_What is required_: Determine which lines of the records include the word "Gefährdungen", and copy them.

____ Supplied data

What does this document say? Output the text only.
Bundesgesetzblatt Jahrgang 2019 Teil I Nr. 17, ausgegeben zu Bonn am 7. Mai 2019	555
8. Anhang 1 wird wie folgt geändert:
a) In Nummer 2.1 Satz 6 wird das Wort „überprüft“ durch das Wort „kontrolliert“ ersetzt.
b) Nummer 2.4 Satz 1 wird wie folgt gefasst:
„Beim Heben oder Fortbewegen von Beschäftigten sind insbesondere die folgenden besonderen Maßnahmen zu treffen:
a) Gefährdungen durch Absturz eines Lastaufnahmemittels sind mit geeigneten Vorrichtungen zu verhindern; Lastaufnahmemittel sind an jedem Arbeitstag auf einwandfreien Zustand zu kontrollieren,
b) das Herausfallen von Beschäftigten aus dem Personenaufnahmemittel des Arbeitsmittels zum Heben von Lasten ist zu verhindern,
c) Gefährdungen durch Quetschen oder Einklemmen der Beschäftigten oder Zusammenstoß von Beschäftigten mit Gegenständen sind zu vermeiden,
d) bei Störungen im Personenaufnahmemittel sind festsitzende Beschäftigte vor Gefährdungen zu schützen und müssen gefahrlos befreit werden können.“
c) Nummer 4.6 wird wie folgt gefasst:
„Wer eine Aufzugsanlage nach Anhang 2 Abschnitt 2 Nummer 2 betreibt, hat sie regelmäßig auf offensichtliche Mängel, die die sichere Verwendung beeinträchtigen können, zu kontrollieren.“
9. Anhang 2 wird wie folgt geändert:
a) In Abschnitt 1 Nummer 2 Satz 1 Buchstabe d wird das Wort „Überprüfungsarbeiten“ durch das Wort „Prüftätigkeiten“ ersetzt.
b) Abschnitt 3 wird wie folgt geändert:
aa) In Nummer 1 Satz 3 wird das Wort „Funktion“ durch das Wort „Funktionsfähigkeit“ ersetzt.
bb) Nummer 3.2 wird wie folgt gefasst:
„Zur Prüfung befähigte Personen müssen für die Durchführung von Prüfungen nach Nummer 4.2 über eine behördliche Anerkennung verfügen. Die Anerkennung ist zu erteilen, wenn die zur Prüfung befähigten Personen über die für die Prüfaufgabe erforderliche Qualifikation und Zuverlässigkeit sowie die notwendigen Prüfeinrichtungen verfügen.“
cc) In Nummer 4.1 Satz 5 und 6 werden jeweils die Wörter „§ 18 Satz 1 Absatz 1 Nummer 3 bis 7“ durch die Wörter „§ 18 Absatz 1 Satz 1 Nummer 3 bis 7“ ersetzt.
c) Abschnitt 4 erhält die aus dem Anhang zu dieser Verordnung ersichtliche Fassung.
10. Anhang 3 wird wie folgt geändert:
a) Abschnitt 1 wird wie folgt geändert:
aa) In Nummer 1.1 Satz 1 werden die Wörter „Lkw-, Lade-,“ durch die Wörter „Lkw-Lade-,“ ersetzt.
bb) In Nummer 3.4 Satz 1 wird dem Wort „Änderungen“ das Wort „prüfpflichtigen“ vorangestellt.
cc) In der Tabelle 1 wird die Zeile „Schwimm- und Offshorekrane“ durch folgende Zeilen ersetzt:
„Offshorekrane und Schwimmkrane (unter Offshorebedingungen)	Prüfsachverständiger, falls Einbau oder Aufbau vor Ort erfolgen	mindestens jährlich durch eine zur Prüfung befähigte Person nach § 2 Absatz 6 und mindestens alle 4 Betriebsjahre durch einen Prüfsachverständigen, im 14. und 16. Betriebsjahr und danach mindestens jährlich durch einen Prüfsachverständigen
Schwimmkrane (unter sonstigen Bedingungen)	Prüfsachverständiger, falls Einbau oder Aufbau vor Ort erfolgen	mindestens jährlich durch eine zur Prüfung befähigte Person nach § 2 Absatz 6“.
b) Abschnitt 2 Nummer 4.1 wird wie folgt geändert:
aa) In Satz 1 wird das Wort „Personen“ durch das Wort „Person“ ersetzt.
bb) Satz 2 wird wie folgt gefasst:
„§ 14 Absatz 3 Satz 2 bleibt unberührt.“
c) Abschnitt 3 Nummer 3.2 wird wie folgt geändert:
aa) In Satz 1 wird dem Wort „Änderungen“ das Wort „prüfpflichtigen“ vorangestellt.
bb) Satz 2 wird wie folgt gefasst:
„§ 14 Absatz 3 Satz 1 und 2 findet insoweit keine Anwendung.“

________

_Exercise result_:
a) Gefährdungen durch Absturz eines Lastaufnahmemittels sind mit geeigneten Vorrichtungen zu verhindern; Lastaufnahmemittel sind an jedem Arbeitstag auf einwandfreien Zustand zu kontrollieren,
c) Gefährdungen durch Quetschen oder Einklemmen der Beschäftigten oder Zusammenstoß von Beschäftigten mit Gegenständen sind zu vermeiden,
d) bei Störungen im Personenaufnahmemittel sind festsitzende Beschäftigte vor Gefährdungen zu schützen und müssen gefahrlos befreit werden können.“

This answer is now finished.